Dataset content:

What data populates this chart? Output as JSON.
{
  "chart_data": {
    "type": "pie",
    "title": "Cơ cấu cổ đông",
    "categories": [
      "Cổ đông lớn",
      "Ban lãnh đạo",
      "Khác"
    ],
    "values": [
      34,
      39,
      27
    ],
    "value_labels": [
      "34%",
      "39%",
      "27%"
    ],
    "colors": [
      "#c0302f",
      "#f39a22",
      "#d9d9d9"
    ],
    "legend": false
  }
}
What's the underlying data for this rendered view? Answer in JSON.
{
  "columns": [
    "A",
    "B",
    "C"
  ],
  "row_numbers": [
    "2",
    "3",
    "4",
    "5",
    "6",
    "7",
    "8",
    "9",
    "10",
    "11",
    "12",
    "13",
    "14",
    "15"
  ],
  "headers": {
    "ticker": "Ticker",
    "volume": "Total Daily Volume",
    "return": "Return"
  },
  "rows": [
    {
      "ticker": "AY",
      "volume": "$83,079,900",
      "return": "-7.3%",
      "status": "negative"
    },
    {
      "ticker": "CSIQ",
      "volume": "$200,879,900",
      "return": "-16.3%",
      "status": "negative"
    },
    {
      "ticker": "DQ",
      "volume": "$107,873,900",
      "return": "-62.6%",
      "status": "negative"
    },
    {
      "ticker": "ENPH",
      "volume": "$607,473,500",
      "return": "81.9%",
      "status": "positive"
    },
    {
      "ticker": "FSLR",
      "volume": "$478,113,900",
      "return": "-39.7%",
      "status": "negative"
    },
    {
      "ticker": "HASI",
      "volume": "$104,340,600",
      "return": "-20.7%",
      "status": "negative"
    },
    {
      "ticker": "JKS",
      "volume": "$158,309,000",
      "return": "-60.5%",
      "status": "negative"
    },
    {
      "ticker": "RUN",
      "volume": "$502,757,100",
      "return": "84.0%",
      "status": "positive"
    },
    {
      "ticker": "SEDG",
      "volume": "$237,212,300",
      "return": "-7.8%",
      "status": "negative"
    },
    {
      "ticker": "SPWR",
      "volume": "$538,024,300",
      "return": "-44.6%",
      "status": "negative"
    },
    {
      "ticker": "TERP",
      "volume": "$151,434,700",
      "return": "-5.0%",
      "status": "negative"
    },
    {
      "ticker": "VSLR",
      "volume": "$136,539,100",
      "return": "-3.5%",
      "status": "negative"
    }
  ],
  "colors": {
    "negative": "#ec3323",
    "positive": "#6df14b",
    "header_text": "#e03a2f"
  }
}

Problem description: Reproduce every record, matching each line exactly.

Output for this task:
What data populates this chart? Output as JSON.
{
  "chart_data": {
    "type": "pie",
    "title": "Cơ cấu cổ đông",
    "categories": [
      "Cổ đông lớn",
      "Ban lãnh đạo",
      "Khác"
    ],
    "values": [
      34,
      39,
      27
    ],
    "value_labels": [
      "34%",
      "39%",
      "27%"
    ],
    "colors": [
      "#c0302f",
      "#f39a22",
      "#d9d9d9"
    ],
    "legend": false
  }
}
What's the underlying data for this rendered view? Answer in JSON.
{
  "columns": [
    "A",
    "B",
    "C"
  ],
  "row_numbers": [
    "2",
    "3",
    "4",
    "5",
    "6",
    "7",
    "8",
    "9",
    "10",
    "11",
    "12",
    "13",
    "14",
    "15"
  ],
  "headers": {
    "ticker": "Ticker",
    "volume": "Total Daily Volume",
    "return": "Return"
  },
  "rows": [
    {
      "ticker": "AY",
      "volume": "$83,079,900",
      "return": "-7.3%",
      "status": "negative"
    },
    {
      "ticker": "CSIQ",
      "volume": "$200,879,900",
      "return": "-16.3%",
      "status": "negative"
    },
    {
      "ticker": "DQ",
      "volume": "$107,873,900",
      "return": "-62.6%",
      "status": "negative"
    },
    {
      "ticker": "ENPH",
      "volume": "$607,473,500",
      "return": "81.9%",
      "status": "positive"
    },
    {
      "ticker": "FSLR",
      "volume": "$478,113,900",
      "return": "-39.7%",
      "status": "negative"
    },
    {
      "ticker": "HASI",
      "volume": "$104,340,600",
      "return": "-20.7%",
      "status": "negative"
    },
    {
      "ticker": "JKS",
      "volume": "$158,309,000",
      "return": "-60.5%",
      "status": "negative"
    },
    {
      "ticker": "RUN",
      "volume": "$502,757,100",
      "return": "84.0%",
      "status": "positive"
    },
    {
      "ticker": "SEDG",
      "volume": "$237,212,300",
      "return": "-7.8%",
      "status": "negative"
    },
    {
      "ticker": "SPWR",
      "volume": "$538,024,300",
      "return": "-44.6%",
      "status": "negative"
    },
    {
      "ticker": "TERP",
      "volume": "$151,434,700",
      "return": "-5.0%",
      "status": "negative"
    },
    {
      "ticker": "VSLR",
      "volume": "$136,539,100",
      "return": "-3.5%",
      "status": "negative"
    }
  ],
  "colors": {
    "negative": "#ec3323",
    "positive": "#6df14b",
    "header_text": "#e03a2f"
  }
}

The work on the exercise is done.